### WHAT YOU HAVE TO DO
Repeat, exactly and completely, the entries shown underneath.

********

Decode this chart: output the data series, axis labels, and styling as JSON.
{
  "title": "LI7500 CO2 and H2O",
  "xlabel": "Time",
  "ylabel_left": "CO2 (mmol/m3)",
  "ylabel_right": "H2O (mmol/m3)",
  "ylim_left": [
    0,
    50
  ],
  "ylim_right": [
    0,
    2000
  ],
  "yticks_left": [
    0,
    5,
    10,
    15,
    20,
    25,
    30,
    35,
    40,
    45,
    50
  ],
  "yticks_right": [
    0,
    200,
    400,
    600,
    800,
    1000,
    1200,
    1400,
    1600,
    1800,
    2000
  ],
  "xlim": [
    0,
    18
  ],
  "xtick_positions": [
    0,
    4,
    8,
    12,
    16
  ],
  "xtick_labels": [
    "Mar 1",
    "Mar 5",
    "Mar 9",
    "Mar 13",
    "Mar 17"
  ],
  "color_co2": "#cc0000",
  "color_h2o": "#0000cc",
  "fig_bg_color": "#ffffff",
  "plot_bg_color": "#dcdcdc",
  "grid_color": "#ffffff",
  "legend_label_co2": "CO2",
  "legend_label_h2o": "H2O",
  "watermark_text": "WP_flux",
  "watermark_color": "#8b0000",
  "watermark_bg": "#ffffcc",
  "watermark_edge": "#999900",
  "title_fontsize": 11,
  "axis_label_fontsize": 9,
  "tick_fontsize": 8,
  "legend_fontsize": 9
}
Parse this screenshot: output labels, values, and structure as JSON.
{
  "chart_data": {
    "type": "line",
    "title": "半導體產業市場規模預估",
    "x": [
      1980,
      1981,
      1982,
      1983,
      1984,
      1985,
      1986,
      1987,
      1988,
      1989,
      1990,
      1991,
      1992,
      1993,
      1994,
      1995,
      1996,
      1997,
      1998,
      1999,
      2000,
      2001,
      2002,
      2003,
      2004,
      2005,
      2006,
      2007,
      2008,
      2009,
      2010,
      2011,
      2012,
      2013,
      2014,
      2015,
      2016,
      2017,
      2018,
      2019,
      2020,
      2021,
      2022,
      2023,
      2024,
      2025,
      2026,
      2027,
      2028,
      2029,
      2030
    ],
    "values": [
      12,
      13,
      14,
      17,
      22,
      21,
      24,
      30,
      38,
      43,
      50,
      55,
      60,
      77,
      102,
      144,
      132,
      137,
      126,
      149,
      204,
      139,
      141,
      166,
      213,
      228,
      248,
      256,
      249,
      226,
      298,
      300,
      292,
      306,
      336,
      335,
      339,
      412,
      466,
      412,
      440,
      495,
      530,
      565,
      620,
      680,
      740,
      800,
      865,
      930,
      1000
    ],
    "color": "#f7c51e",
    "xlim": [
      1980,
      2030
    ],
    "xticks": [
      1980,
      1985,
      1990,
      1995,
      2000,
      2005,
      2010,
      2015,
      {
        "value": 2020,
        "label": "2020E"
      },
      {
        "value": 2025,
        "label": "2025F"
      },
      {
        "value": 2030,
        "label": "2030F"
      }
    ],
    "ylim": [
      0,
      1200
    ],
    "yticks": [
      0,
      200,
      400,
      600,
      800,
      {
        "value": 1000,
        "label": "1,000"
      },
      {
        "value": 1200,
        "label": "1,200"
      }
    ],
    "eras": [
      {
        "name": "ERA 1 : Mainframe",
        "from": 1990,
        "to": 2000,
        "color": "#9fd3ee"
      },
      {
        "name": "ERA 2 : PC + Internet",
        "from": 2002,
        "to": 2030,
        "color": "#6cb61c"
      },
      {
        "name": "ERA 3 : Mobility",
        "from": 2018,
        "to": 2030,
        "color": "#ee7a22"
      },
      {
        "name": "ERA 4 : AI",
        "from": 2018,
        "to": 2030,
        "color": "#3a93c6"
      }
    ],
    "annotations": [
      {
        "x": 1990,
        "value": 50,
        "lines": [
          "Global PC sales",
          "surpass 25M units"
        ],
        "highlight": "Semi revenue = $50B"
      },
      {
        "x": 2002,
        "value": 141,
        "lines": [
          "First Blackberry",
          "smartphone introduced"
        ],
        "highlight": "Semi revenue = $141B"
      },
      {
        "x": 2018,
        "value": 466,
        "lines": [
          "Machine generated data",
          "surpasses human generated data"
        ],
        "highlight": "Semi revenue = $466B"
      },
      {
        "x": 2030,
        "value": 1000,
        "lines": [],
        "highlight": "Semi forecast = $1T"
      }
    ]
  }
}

********

### COMPLETE RESPONSE
Decode this chart: output the data series, axis labels, and styling as JSON.
{
  "title": "LI7500 CO2 and H2O",
  "xlabel": "Time",
  "ylabel_left": "CO2 (mmol/m3)",
  "ylabel_right": "H2O (mmol/m3)",
  "ylim_left": [
    0,
    50
  ],
  "ylim_right": [
    0,
    2000
  ],
  "yticks_left": [
    0,
    5,
    10,
    15,
    20,
    25,
    30,
    35,
    40,
    45,
    50
  ],
  "yticks_right": [
    0,
    200,
    400,
    600,
    800,
    1000,
    1200,
    1400,
    1600,
    1800,
    2000
  ],
  "xlim": [
    0,
    18
  ],
  "xtick_positions": [
    0,
    4,
    8,
    12,
    16
  ],
  "xtick_labels": [
    "Mar 1",
    "Mar 5",
    "Mar 9",
    "Mar 13",
    "Mar 17"
  ],
  "color_co2": "#cc0000",
  "color_h2o": "#0000cc",
  "fig_bg_color": "#ffffff",
  "plot_bg_color": "#dcdcdc",
  "grid_color": "#ffffff",
  "legend_label_co2": "CO2",
  "legend_label_h2o": "H2O",
  "watermark_text": "WP_flux",
  "watermark_color": "#8b0000",
  "watermark_bg": "#ffffcc",
  "watermark_edge": "#999900",
  "title_fontsize": 11,
  "axis_label_fontsize": 9,
  "tick_fontsize": 8,
  "legend_fontsize": 9
}
Parse this screenshot: output labels, values, and structure as JSON.
{
  "chart_data": {
    "type": "line",
    "title": "半導體產業市場規模預估",
    "x": [
      1980,
      1981,
      1982,
      1983,
      1984,
      1985,
      1986,
      1987,
      1988,
      1989,
      1990,
      1991,
      1992,
      1993,
      1994,
      1995,
      1996,
      1997,
      1998,
      1999,
      2000,
      2001,
      2002,
      2003,
      2004,
      2005,
      2006,
      2007,
      2008,
      2009,
      2010,
      2011,
      2012,
      2013,
      2014,
      2015,
      2016,
      2017,
      2018,
      2019,
      2020,
      2021,
      2022,
      2023,
      2024,
      2025,
      2026,
      2027,
      2028,
      2029,
      2030
    ],
    "values": [
      12,
      13,
      14,
      17,
      22,
      21,
      24,
      30,
      38,
      43,
      50,
      55,
      60,
      77,
      102,
      144,
      132,
      137,
      126,
      149,
      204,
      139,
      141,
      166,
      213,
      228,
      248,
      256,
      249,
      226,
      298,
      300,
      292,
      306,
      336,
      335,
      339,
      412,
      466,
      412,
      440,
      495,
      530,
      565,
      620,
      680,
      740,
      800,
      865,
      930,
      1000
    ],
    "color": "#f7c51e",
    "xlim": [
      1980,
      2030
    ],
    "xticks": [
      1980,
      1985,
      1990,
      1995,
      2000,
      2005,
      2010,
      2015,
      {
        "value": 2020,
        "label": "2020E"
      },
      {
        "value": 2025,
        "label": "2025F"
      },
      {
        "value": 2030,
        "label": "2030F"
      }
    ],
    "ylim": [
      0,
      1200
    ],
    "yticks": [
      0,
      200,
      400,
      600,
      800,
      {
        "value": 1000,
        "label": "1,000"
      },
      {
        "value": 1200,
        "label": "1,200"
      }
    ],
    "eras": [
      {
        "name": "ERA 1 : Mainframe",
        "from": 1990,
        "to": 2000,
        "color": "#9fd3ee"
      },
      {
        "name": "ERA 2 : PC + Internet",
        "from": 2002,
        "to": 2030,
        "color": "#6cb61c"
      },
      {
        "name": "ERA 3 : Mobility",
        "from": 2018,
        "to": 2030,
        "color": "#ee7a22"
      },
      {
        "name": "ERA 4 : AI",
        "from": 2018,
        "to": 2030,
        "color": "#3a93c6"
      }
    ],
    "annotations": [
      {
        "x": 1990,
        "value": 50,
        "lines": [
          "Global PC sales",
          "surpass 25M units"
        ],
        "highlight": "Semi revenue = $50B"
      },
      {
        "x": 2002,
        "value": 141,
        "lines": [
          "First Blackberry",
          "smartphone introduced"
        ],
        "highlight": "Semi revenue = $141B"
      },
      {
        "x": 2018,
        "value": 466,
        "lines": [
          "Machine generated data",
          "surpasses human generated data"
        ],
        "highlight": "Semi revenue = $466B"
      },
      {
        "x": 2030,
        "value": 1000,
        "lines": [],
        "highlight": "Semi forecast = $1T"
      }
    ]
  }
}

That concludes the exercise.